[GIVEN PROBLEM]: Copy the data below exactly, omitting any picture it contains.

[RAW RECORDS]:
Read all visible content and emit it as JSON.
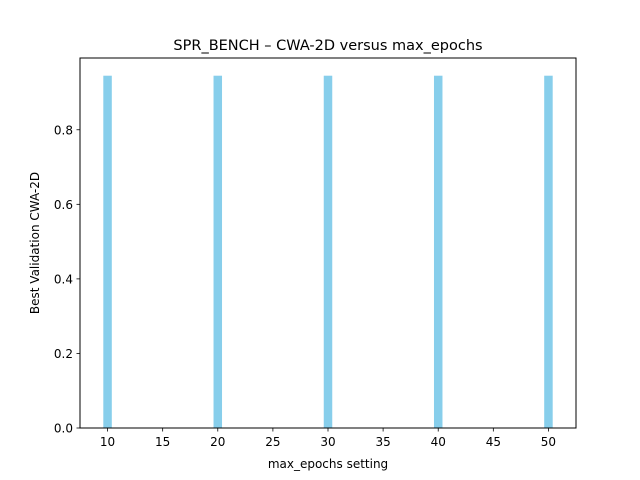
{
  "chart_data": {
    "type": "bar",
    "title": "SPR_BENCH – CWA-2D versus max_epochs",
    "xlabel": "max_epochs setting",
    "ylabel": "Best Validation CWA-2D",
    "x": [
      10,
      20,
      30,
      40,
      50
    ],
    "values": [
      0.945,
      0.945,
      0.945,
      0.945,
      0.945
    ],
    "xlim": [
      7.5,
      52.5
    ],
    "ylim": [
      0,
      0.9925
    ],
    "xticks": [
      10,
      15,
      20,
      25,
      30,
      35,
      40,
      45,
      50
    ],
    "yticks": [
      0.0,
      0.2,
      0.4,
      0.6,
      0.8
    ],
    "ytick_labels": [
      "0.0",
      "0.2",
      "0.4",
      "0.6",
      "0.8"
    ],
    "bar_color": "#87ceeb",
    "grid": false,
    "legend": false
  }
}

[TASK RESPONSE]:
Read all visible content and emit it as JSON.
{
  "chart_data": {
    "type": "bar",
    "title": "SPR_BENCH – CWA-2D versus max_epochs",
    "xlabel": "max_epochs setting",
    "ylabel": "Best Validation CWA-2D",
    "x": [
      10,
      20,
      30,
      40,
      50
    ],
    "values": [
      0.945,
      0.945,
      0.945,
      0.945,
      0.945
    ],
    "xlim": [
      7.5,
      52.5
    ],
    "ylim": [
      0,
      0.9925
    ],
    "xticks": [
      10,
      15,
      20,
      25,
      30,
      35,
      40,
      45,
      50
    ],
    "yticks": [
      0.0,
      0.2,
      0.4,
      0.6,
      0.8
    ],
    "ytick_labels": [
      "0.0",
      "0.2",
      "0.4",
      "0.6",
      "0.8"
    ],
    "bar_color": "#87ceeb",
    "grid": false,
    "legend": false
  }
}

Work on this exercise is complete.